== WRITTEN TASK ==
Extract every line that contains the word "positivos".

== EXERCISE DATA ==
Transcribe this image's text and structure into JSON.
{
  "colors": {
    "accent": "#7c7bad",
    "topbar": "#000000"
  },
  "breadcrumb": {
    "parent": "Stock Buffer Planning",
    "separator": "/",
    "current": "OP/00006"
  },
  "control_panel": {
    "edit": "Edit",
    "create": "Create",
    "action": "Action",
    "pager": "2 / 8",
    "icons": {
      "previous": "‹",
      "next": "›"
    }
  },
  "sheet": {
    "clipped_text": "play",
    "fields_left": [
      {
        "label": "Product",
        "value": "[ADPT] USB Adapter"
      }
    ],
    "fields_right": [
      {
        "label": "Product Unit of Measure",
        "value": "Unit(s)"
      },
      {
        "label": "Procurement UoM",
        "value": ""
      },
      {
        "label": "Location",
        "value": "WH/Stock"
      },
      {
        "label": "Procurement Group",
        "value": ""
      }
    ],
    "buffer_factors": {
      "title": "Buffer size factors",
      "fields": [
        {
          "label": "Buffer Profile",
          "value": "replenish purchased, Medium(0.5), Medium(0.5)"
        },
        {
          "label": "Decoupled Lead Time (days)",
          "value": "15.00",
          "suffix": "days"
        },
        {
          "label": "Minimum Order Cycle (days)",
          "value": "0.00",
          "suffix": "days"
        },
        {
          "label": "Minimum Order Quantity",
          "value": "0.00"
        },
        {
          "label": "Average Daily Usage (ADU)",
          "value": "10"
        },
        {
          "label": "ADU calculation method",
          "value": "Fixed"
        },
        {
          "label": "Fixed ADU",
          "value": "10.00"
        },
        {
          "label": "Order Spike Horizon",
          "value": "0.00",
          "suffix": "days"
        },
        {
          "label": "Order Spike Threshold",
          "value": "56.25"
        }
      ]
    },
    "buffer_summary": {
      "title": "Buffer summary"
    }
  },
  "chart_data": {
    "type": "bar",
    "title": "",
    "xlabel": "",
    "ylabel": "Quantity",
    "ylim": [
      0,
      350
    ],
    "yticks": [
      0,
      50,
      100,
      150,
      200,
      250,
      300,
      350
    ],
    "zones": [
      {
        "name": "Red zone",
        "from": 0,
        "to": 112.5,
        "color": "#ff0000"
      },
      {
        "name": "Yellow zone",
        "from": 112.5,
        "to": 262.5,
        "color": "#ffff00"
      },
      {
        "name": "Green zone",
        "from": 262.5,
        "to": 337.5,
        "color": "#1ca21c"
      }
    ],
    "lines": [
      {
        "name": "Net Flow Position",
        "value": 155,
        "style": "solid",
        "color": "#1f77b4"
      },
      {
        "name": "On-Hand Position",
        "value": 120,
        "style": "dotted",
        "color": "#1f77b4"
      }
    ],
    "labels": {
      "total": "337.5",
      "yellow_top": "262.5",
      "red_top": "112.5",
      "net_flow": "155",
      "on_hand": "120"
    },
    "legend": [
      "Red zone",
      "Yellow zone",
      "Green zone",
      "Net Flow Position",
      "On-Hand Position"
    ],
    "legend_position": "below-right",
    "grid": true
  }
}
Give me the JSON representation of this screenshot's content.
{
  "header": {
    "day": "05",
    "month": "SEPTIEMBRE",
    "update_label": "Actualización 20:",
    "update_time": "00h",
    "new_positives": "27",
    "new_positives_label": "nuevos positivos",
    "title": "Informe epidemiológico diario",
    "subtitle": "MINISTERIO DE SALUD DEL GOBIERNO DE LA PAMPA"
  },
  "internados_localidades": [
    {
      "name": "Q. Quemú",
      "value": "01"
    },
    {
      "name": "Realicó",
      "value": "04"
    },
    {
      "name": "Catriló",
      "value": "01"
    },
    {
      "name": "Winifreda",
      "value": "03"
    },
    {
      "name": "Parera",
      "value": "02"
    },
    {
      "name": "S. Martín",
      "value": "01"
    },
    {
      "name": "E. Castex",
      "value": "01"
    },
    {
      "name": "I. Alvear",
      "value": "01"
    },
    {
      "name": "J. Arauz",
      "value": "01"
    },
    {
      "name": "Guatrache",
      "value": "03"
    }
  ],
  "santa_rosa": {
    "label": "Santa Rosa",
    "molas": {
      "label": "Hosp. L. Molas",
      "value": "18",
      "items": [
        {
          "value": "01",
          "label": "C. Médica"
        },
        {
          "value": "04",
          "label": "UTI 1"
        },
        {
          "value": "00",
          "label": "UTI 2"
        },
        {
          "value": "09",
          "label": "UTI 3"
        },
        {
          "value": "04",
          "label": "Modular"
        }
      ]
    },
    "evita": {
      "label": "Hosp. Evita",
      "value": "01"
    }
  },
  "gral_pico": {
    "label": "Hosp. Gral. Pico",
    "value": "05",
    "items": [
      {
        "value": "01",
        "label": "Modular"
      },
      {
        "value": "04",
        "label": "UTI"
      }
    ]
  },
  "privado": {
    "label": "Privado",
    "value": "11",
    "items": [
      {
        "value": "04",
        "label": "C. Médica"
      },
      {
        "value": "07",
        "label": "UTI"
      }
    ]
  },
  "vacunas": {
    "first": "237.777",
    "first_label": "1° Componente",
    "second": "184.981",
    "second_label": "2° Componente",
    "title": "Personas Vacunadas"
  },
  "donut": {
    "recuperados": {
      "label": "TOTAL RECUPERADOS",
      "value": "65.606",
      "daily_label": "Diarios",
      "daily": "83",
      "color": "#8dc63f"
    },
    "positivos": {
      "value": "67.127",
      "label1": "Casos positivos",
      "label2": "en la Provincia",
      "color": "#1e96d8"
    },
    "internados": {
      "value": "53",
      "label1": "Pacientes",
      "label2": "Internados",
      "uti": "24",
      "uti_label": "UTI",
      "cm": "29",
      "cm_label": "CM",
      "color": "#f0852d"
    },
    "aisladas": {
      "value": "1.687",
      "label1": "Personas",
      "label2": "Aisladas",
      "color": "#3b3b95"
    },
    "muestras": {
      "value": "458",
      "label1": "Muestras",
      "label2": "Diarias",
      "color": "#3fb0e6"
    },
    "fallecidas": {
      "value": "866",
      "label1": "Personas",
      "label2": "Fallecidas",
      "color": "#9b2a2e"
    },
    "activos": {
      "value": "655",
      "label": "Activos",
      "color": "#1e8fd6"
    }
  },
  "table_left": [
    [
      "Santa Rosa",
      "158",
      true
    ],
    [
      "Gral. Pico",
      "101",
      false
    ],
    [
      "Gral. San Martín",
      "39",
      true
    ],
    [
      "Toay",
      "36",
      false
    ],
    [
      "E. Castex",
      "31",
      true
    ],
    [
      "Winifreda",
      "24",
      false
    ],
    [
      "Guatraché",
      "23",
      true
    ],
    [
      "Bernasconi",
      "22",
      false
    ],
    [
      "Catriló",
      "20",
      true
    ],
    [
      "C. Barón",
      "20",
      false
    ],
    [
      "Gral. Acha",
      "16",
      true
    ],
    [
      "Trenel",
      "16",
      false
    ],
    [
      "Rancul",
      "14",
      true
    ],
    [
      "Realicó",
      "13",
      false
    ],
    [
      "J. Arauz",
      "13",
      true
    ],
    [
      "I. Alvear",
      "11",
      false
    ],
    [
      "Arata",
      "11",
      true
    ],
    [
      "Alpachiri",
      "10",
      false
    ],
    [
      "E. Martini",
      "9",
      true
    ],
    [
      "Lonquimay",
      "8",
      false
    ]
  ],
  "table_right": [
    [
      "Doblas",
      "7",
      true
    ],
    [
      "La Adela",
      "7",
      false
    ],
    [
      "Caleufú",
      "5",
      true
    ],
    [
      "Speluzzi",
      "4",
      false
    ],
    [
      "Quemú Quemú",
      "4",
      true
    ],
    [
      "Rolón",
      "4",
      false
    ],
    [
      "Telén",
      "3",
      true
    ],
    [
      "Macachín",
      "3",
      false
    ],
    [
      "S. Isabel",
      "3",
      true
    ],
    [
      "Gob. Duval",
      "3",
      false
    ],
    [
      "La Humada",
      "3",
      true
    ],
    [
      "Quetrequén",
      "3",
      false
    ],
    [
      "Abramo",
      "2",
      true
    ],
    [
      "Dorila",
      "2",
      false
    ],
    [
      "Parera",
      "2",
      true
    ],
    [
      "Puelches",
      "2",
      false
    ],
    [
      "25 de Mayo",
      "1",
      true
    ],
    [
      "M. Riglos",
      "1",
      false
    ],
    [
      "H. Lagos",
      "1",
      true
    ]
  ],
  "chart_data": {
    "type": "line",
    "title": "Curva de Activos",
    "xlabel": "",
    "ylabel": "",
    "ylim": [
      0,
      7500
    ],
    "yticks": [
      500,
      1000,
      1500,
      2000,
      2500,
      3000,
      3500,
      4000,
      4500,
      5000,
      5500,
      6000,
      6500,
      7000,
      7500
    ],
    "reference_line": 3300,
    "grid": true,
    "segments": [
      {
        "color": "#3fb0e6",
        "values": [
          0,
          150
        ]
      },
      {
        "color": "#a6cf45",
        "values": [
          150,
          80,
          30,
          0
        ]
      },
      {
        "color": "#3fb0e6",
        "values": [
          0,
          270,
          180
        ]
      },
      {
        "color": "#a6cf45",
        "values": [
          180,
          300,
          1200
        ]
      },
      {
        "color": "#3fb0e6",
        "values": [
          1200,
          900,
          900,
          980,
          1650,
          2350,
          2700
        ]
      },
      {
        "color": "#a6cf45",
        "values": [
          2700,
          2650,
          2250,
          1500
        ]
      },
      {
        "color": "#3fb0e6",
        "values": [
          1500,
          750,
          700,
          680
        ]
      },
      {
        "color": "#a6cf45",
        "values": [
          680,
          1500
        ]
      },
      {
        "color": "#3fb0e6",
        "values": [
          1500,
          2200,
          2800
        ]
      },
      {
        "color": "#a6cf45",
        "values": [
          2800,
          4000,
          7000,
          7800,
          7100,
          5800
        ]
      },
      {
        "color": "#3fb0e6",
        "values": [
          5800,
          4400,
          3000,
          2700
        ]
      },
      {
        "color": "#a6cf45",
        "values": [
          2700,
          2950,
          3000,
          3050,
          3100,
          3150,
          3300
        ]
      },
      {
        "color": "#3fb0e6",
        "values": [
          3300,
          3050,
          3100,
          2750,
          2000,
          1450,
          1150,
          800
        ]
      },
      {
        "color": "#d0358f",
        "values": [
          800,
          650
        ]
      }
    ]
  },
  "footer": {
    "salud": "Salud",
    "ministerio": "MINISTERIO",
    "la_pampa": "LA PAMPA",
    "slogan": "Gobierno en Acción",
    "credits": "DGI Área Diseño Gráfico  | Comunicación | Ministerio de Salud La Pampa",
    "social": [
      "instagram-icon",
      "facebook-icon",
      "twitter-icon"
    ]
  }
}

== SOLUTION BELOW ==
    "new_positives_label": "nuevos positivos",
    "positivos": {
      "label1": "Casos positivos",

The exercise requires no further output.